┌─ Given data
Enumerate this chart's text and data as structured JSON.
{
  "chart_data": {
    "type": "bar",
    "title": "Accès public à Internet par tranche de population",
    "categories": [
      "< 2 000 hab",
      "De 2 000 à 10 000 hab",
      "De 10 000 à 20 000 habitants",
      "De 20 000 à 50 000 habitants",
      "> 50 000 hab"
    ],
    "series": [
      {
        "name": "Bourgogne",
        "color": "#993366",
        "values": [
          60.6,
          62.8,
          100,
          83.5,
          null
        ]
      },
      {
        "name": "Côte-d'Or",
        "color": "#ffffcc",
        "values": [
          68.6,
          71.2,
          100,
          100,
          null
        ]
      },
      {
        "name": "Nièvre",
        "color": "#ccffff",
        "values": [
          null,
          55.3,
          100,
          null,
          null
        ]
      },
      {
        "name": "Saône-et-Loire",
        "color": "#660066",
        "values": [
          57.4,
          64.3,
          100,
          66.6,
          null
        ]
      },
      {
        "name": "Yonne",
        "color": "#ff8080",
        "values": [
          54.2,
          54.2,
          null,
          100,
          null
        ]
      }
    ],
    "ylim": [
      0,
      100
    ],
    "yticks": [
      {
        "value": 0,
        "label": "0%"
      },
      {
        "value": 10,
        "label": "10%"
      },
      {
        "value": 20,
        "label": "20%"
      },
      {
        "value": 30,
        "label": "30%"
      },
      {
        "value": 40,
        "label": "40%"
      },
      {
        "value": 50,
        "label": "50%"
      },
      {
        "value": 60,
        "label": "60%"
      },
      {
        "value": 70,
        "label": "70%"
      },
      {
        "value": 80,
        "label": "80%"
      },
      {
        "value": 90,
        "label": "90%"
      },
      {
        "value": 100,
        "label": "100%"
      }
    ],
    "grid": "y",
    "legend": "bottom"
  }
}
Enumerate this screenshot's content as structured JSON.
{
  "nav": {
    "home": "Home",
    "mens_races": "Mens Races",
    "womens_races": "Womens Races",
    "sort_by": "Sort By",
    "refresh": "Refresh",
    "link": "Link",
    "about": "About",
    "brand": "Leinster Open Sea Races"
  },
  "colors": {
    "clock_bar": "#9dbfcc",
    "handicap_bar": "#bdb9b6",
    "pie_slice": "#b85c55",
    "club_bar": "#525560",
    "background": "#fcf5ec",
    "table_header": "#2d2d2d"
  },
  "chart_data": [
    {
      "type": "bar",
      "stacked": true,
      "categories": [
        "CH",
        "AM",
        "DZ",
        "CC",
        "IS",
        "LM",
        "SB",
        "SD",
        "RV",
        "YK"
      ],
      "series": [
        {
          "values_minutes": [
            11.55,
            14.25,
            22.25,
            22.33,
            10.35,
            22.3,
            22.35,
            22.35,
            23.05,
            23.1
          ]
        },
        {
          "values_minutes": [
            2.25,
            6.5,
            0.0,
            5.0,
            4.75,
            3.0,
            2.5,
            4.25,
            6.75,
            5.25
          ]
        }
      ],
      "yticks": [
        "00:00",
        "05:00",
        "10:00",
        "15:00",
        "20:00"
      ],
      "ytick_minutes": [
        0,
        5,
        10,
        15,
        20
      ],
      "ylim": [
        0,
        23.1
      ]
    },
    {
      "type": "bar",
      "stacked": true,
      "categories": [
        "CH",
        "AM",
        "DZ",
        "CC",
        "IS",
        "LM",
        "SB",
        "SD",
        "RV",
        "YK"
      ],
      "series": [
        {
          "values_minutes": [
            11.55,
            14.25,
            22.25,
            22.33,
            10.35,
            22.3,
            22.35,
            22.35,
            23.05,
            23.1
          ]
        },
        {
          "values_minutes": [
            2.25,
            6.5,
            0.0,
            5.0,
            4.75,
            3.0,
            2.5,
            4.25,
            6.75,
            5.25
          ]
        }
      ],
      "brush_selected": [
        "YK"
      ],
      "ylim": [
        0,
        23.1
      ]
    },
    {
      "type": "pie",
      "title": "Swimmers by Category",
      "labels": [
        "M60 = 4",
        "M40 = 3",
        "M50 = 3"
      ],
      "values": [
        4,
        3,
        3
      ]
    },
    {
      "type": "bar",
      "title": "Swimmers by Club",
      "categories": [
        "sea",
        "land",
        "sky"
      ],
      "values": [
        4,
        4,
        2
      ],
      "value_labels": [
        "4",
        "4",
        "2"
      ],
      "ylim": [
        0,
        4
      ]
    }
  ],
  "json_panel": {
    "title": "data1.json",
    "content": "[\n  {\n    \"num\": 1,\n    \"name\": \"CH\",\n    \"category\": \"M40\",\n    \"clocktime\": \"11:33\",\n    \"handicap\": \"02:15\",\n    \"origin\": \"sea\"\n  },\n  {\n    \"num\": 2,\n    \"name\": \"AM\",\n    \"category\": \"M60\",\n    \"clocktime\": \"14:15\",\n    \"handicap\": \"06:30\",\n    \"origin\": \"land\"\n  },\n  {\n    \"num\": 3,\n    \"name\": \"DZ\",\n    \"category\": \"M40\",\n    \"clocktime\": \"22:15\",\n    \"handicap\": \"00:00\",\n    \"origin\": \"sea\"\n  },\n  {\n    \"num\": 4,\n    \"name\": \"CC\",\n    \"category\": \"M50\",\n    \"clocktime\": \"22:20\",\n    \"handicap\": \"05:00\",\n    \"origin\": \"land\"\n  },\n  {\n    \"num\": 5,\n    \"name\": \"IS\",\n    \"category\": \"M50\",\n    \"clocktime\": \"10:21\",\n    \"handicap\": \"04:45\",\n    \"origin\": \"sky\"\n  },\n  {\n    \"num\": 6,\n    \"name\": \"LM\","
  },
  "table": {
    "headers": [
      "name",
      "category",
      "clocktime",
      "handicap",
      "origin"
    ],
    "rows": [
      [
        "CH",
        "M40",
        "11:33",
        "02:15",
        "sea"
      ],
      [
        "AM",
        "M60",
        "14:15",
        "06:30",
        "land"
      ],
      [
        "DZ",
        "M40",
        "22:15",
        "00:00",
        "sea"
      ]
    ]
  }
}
└─
#### [Stated problem]
Set down the listing in full, keeping every word exactly as it is.

#### [Written solution]
Enumerate this chart's text and data as structured JSON.
{
  "chart_data": {
    "type": "bar",
    "title": "Accès public à Internet par tranche de population",
    "categories": [
      "< 2 000 hab",
      "De 2 000 à 10 000 hab",
      "De 10 000 à 20 000 habitants",
      "De 20 000 à 50 000 habitants",
      "> 50 000 hab"
    ],
    "series": [
      {
        "name": "Bourgogne",
        "color": "#993366",
        "values": [
          60.6,
          62.8,
          100,
          83.5,
          null
        ]
      },
      {
        "name": "Côte-d'Or",
        "color": "#ffffcc",
        "values": [
          68.6,
          71.2,
          100,
          100,
          null
        ]
      },
      {
        "name": "Nièvre",
        "color": "#ccffff",
        "values": [
          null,
          55.3,
          100,
          null,
          null
        ]
      },
      {
        "name": "Saône-et-Loire",
        "color": "#660066",
        "values": [
          57.4,
          64.3,
          100,
          66.6,
          null
        ]
      },
      {
        "name": "Yonne",
        "color": "#ff8080",
        "values": [
          54.2,
          54.2,
          null,
          100,
          null
        ]
      }
    ],
    "ylim": [
      0,
      100
    ],
    "yticks": [
      {
        "value": 0,
        "label": "0%"
      },
      {
        "value": 10,
        "label": "10%"
      },
      {
        "value": 20,
        "label": "20%"
      },
      {
        "value": 30,
        "label": "30%"
      },
      {
        "value": 40,
        "label": "40%"
      },
      {
        "value": 50,
        "label": "50%"
      },
      {
        "value": 60,
        "label": "60%"
      },
      {
        "value": 70,
        "label": "70%"
      },
      {
        "value": 80,
        "label": "80%"
      },
      {
        "value": 90,
        "label": "90%"
      },
      {
        "value": 100,
        "label": "100%"
      }
    ],
    "grid": "y",
    "legend": "bottom"
  }
}
Enumerate this screenshot's content as structured JSON.
{
  "nav": {
    "home": "Home",
    "mens_races": "Mens Races",
    "womens_races": "Womens Races",
    "sort_by": "Sort By",
    "refresh": "Refresh",
    "link": "Link",
    "about": "About",
    "brand": "Leinster Open Sea Races"
  },
  "colors": {
    "clock_bar": "#9dbfcc",
    "handicap_bar": "#bdb9b6",
    "pie_slice": "#b85c55",
    "club_bar": "#525560",
    "background": "#fcf5ec",
    "table_header": "#2d2d2d"
  },
  "chart_data": [
    {
      "type": "bar",
      "stacked": true,
      "categories": [
        "CH",
        "AM",
        "DZ",
        "CC",
        "IS",
        "LM",
        "SB",
        "SD",
        "RV",
        "YK"
      ],
      "series": [
        {
          "values_minutes": [
            11.55,
            14.25,
            22.25,
            22.33,
            10.35,
            22.3,
            22.35,
            22.35,
            23.05,
            23.1
          ]
        },
        {
          "values_minutes": [
            2.25,
            6.5,
            0.0,
            5.0,
            4.75,
            3.0,
            2.5,
            4.25,
            6.75,
            5.25
          ]
        }
      ],
      "yticks": [
        "00:00",
        "05:00",
        "10:00",
        "15:00",
        "20:00"
      ],
      "ytick_minutes": [
        0,
        5,
        10,
        15,
        20
      ],
      "ylim": [
        0,
        23.1
      ]
    },
    {
      "type": "bar",
      "stacked": true,
      "categories": [
        "CH",
        "AM",
        "DZ",
        "CC",
        "IS",
        "LM",
        "SB",
        "SD",
        "RV",
        "YK"
      ],
      "series": [
        {
          "values_minutes": [
            11.55,
            14.25,
            22.25,
            22.33,
            10.35,
            22.3,
            22.35,
            22.35,
            23.05,
            23.1
          ]
        },
        {
          "values_minutes": [
            2.25,
            6.5,
            0.0,
            5.0,
            4.75,
            3.0,
            2.5,
            4.25,
            6.75,
            5.25
          ]
        }
      ],
      "brush_selected": [
        "YK"
      ],
      "ylim": [
        0,
        23.1
      ]
    },
    {
      "type": "pie",
      "title": "Swimmers by Category",
      "labels": [
        "M60 = 4",
        "M40 = 3",
        "M50 = 3"
      ],
      "values": [
        4,
        3,
        3
      ]
    },
    {
      "type": "bar",
      "title": "Swimmers by Club",
      "categories": [
        "sea",
        "land",
        "sky"
      ],
      "values": [
        4,
        4,
        2
      ],
      "value_labels": [
        "4",
        "4",
        "2"
      ],
      "ylim": [
        0,
        4
      ]
    }
  ],
  "json_panel": {
    "title": "data1.json",
    "content": "[\n  {\n    \"num\": 1,\n    \"name\": \"CH\",\n    \"category\": \"M40\",\n    \"clocktime\": \"11:33\",\n    \"handicap\": \"02:15\",\n    \"origin\": \"sea\"\n  },\n  {\n    \"num\": 2,\n    \"name\": \"AM\",\n    \"category\": \"M60\",\n    \"clocktime\": \"14:15\",\n    \"handicap\": \"06:30\",\n    \"origin\": \"land\"\n  },\n  {\n    \"num\": 3,\n    \"name\": \"DZ\",\n    \"category\": \"M40\",\n    \"clocktime\": \"22:15\",\n    \"handicap\": \"00:00\",\n    \"origin\": \"sea\"\n  },\n  {\n    \"num\": 4,\n    \"name\": \"CC\",\n    \"category\": \"M50\",\n    \"clocktime\": \"22:20\",\n    \"handicap\": \"05:00\",\n    \"origin\": \"land\"\n  },\n  {\n    \"num\": 5,\n    \"name\": \"IS\",\n    \"category\": \"M50\",\n    \"clocktime\": \"10:21\",\n    \"handicap\": \"04:45\",\n    \"origin\": \"sky\"\n  },\n  {\n    \"num\": 6,\n    \"name\": \"LM\","
  },
  "table": {
    "headers": [
      "name",
      "category",
      "clocktime",
      "handicap",
      "origin"
    ],
    "rows": [
      [
        "CH",
        "M40",
        "11:33",
        "02:15",
        "sea"
      ],
      [
        "AM",
        "M60",
        "14:15",
        "06:30",
        "land"
      ],
      [
        "DZ",
        "M40",
        "22:15",
        "00:00",
        "sea"
      ]
    ]
  }
}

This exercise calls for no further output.